*** Teks sumber

6. Menanamkan keyakinan.
  1. Timbulkan kesan pada hati pendengar anda.
  2. Ulangi persoalan-persoalan yang di anggap penting dan perlu di ketahui secara pasti oleh pendengar saat dharma wacana.
  3. Hubungkan pesan (message) dengan masalah yang berkaitan dengan kepentingan pendengar.

7. Pembukaan dan penutup
Suatu Dharma Wacana di katakan berhasil jika mampu menggerakkan dan menumbuhkan support dan partisipasi pendengar dari awal sampai akhir. Untuk menuju keberhasilan petugas Dharma Wacana tampil di depan audient, ada beberapa hal penting yang perlu di perhatikan, antara lain:
  1. Jangan memulai Dharma Wacana dengan suatu permintaan maaf,
  2. Buatlah judul yang menarik
  3. Mulailah dengan pernyataan Iktisar beberapa penting topik yang anda kemukakan dan ada hubungannya dengan kepentingan pendengar,
  4. Tunjukan fakta yang membuat ketegangan di hati pendengar.
  5. Pergunakan ilustrasi yang spesifik
  6. Aturlah intonasi suara anda dengan cara; ubahlah gelombang nada suara anda dari yang tinggi ke yang lebih rendah dan sebaliknya; tempo anda dapat di ubah-ubah dari gelombang lambat dan sebaliknya; berhentilah sejenak kita anda mengucapkan kata atau kalimat penting

3.1.2 Pendengar
Unsur yang ini juga memegang peranan yang sangat penting dalam mendukung keberhasilan Dharma Wacana. Isi Dharma Wacana harus sesuai dengan keadaan situasi dan profesi pendengar, tingkat pendidikan, usia dan sebagainya sehingga keberhasilan bisa di peroleh. Oleh karena itu, Pendharma Wacana harus mendapat informasi awal terlebih dahulu, apa, siapa, mengapa pendengarnya, pendengar juga sehat fisik dan mental.

******

- Tugas 1
Tentukan apakah setiap pernyataan berikut sesuai dengan teks tentang Dharma Wacana, lalu jawab ya atau tidak disertai kutipan persis dari teks yang menentukannya. (a) Teks menyarankan agar Dharma Wacana dibuka dengan permintaan maaf. (b) Isi Dharma Wacana harus disesuaikan dengan usia pendengar. (c) Teks menganjurkan pemakaian ilustrasi yang spesifik.
- Tugas 2
Salin sebagai daftar bernomor semua baris pada bagian Data, mulai dari baris yang memuat "y-tick-label: 23 [115, 56, 132, 73]" terus ke bawah sampai baris yang memuat "data-point [541, 355, 554, 369]". Kedua baris itu ikut disalin.

*** Data

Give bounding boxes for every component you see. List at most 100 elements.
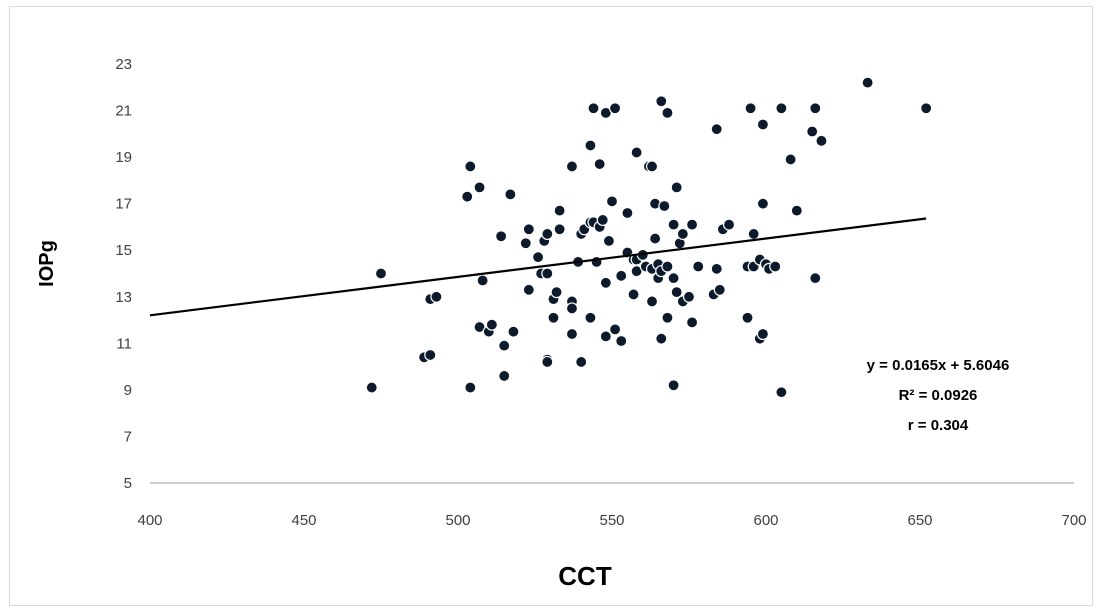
y-tick-label: 23 [115, 56, 132, 73]
y-tick-label: 21 [115, 103, 132, 120]
data-point [587, 102, 600, 115]
data-point [769, 260, 782, 273]
chart-frame: 5 7 9 11 13 15 17 19 21 23 400 450 500 550 600 650 700 … [9, 6, 1093, 606]
data-point [676, 227, 689, 241]
data-point [485, 318, 498, 331]
data-point [541, 267, 554, 280]
x-tick-label: 450 [291, 512, 316, 529]
data-point [522, 223, 535, 236]
data-point [565, 327, 579, 341]
data-point [741, 311, 754, 324]
x-axis-ticks: 400 450 500 550 600 650 700 [137, 512, 1086, 529]
data-point [784, 153, 797, 166]
data-point [655, 332, 668, 345]
data-point [430, 290, 443, 303]
data-point [374, 267, 388, 280]
data-point [670, 181, 683, 194]
data-point [602, 234, 616, 248]
data-point [756, 118, 770, 131]
data-point [476, 274, 489, 287]
data-point [710, 262, 723, 275]
data-point [584, 139, 597, 152]
data-point [744, 102, 757, 115]
data-point [608, 102, 622, 115]
y-tick-label: 5 [124, 475, 132, 492]
data-point [815, 134, 828, 147]
data-point [621, 206, 634, 220]
correlation-label: r = 0.304 [908, 417, 969, 434]
y-tick-label: 7 [124, 428, 132, 445]
data-point [790, 204, 803, 217]
x-tick-label: 600 [753, 512, 778, 529]
data-point [553, 204, 566, 217]
x-tick-label: 650 [907, 512, 932, 529]
data-point [584, 311, 597, 324]
y-tick-label: 9 [124, 382, 132, 399]
data-point [920, 102, 933, 115]
data-point [498, 369, 511, 383]
y-tick-label: 15 [115, 242, 132, 259]
y-tick-label: 13 [115, 289, 132, 306]
data-point [809, 102, 822, 115]
x-tick-label: 500 [445, 512, 470, 529]
data-point [424, 348, 437, 362]
data-point [649, 232, 662, 245]
y-axis-title: IOPg [36, 240, 58, 287]
data-point [495, 230, 508, 243]
data-point [645, 295, 659, 308]
x-tick-label: 400 [137, 512, 162, 529]
data-point [630, 146, 643, 159]
data-point [541, 355, 554, 369]
r-squared-label: R² = 0.0926 [899, 387, 978, 404]
data-point [464, 160, 477, 173]
data-point [615, 269, 628, 282]
data-point [722, 218, 736, 231]
data-point [670, 286, 683, 299]
data-point [547, 311, 560, 324]
data-point [645, 160, 659, 173]
data-point [575, 355, 588, 369]
regression-equation: y = 0.0165x + 5.6046 [867, 357, 1010, 374]
data-point [522, 283, 535, 296]
data-point [519, 237, 532, 250]
data-point [756, 197, 770, 210]
y-tick-label: 19 [115, 149, 132, 166]
data-point [461, 190, 474, 203]
data-point [667, 379, 680, 392]
data-point [473, 181, 486, 194]
data-point [590, 255, 603, 268]
data-point [667, 272, 680, 285]
data-point [861, 76, 874, 89]
data-point [682, 290, 696, 303]
data-point [599, 330, 612, 343]
data-point [692, 260, 705, 273]
data-point [553, 223, 566, 236]
data-point [464, 381, 477, 394]
data-point [605, 195, 619, 208]
data-point [593, 157, 606, 171]
data-point [498, 339, 511, 352]
data-point [661, 106, 674, 119]
data-point [713, 283, 726, 296]
y-axis-ticks: 5 7 9 11 13 15 17 19 21 23 [115, 56, 132, 492]
data-point [596, 213, 609, 227]
data-point [541, 227, 554, 241]
x-tick-label: 700 [1061, 512, 1086, 529]
data-point [775, 386, 788, 399]
data-point [608, 323, 622, 336]
x-axis-title: CCT [558, 561, 612, 591]
data-point [658, 199, 671, 213]
x-tick-label: 550 [599, 512, 624, 529]
data-point [667, 218, 680, 231]
data-point [809, 272, 822, 285]
data-point [685, 316, 699, 329]
regression-annotation: y = 0.0165x + 5.6046 R² = 0.0926 r = 0.3… [867, 357, 1010, 434]
data-point [710, 123, 723, 136]
data-point [531, 251, 545, 264]
y-tick-label: 11 [116, 335, 132, 352]
data-point [661, 260, 674, 273]
data-point [685, 218, 699, 231]
data-point [661, 311, 674, 324]
data-point [615, 334, 628, 348]
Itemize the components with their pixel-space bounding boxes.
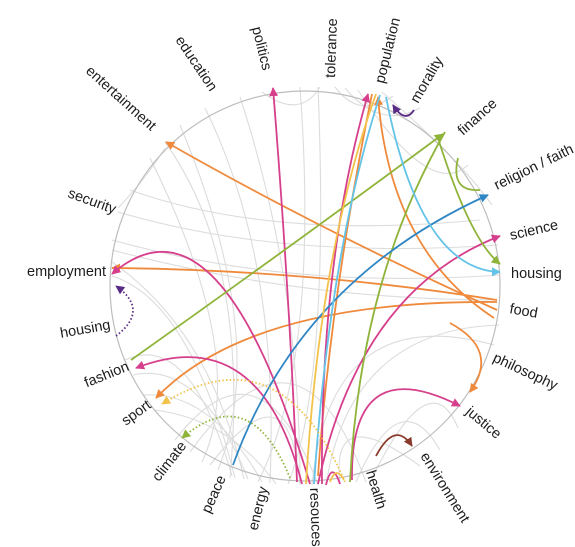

******

- Jawaban 1
(a) Tidak: "Jangan memulai Dharma Wacana dengan suatu permintaan maaf"
(b) Ya: "Isi Dharma Wacana harus sesuai dengan keadaan situasi dan profesi pendengar, tingkat pendidikan, usia dan sebagainya"
(c) Ya: "Pergunakan ilustrasi yang spesifik"

- Jawaban 2
1. y-tick-label: 23 [115, 56, 132, 73]
2. y-tick-label: 21 [115, 103, 132, 120]
3. data-point [587, 102, 600, 115]
4. data-point [769, 260, 782, 273]
5. chart-frame: 5 7 9 11 13 15 17 19 21 23 400 450 500 550 600 650 700 … [9, 6, 1093, 606]
6. data-point [676, 227, 689, 241]
7. data-point [485, 318, 498, 331]
8. data-point [541, 267, 554, 280]
9. x-tick-label: 450 [291, 512, 316, 529]
10. data-point [522, 223, 535, 236]
11. data-point [565, 327, 579, 341]
12. data-point [741, 311, 754, 324]
13. x-axis-ticks: 400 450 500 550 600 650 700 [137, 512, 1086, 529]
14. data-point [784, 153, 797, 166]
15. data-point [655, 332, 668, 345]
16. data-point [430, 290, 443, 303]
17. data-point [374, 267, 388, 280]
18. data-point [670, 181, 683, 194]
19. data-point [602, 234, 616, 248]
20. data-point [756, 118, 770, 131]
21. data-point [476, 274, 489, 287]
22. data-point [710, 262, 723, 275]
23. data-point [584, 139, 597, 152]
24. data-point [744, 102, 757, 115]
25. data-point [608, 102, 622, 115]
26. y-tick-label: 5 [124, 475, 132, 492]
27. data-point [815, 134, 828, 147]
28. data-point [621, 206, 634, 220]
29. correlation-label: r = 0.304 [908, 417, 969, 434]
30. y-tick-label: 7 [124, 428, 132, 445]
31. data-point [790, 204, 803, 217]
32. x-tick-label: 600 [753, 512, 778, 529]
33. data-point [553, 204, 566, 217]
34. x-tick-label: 650 [907, 512, 932, 529]
35. data-point [584, 311, 597, 324]
36. y-tick-label: 9 [124, 382, 132, 399]
37. data-point [920, 102, 933, 115]
38. data-point [498, 369, 511, 383]
39. y-tick-label: 15 [115, 242, 132, 259]
40. y-tick-label: 13 [115, 289, 132, 306]
41. data-point [809, 102, 822, 115]
42. x-tick-label: 500 [445, 512, 470, 529]
43. data-point [424, 348, 437, 362]
44. data-point [649, 232, 662, 245]
45. y-axis-title: IOPg [36, 240, 58, 287]
46. data-point [495, 230, 508, 243]
47. data-point [645, 295, 659, 308]
48. x-tick-label: 400 [137, 512, 162, 529]
49. data-point [630, 146, 643, 159]
50. data-point [541, 355, 554, 369]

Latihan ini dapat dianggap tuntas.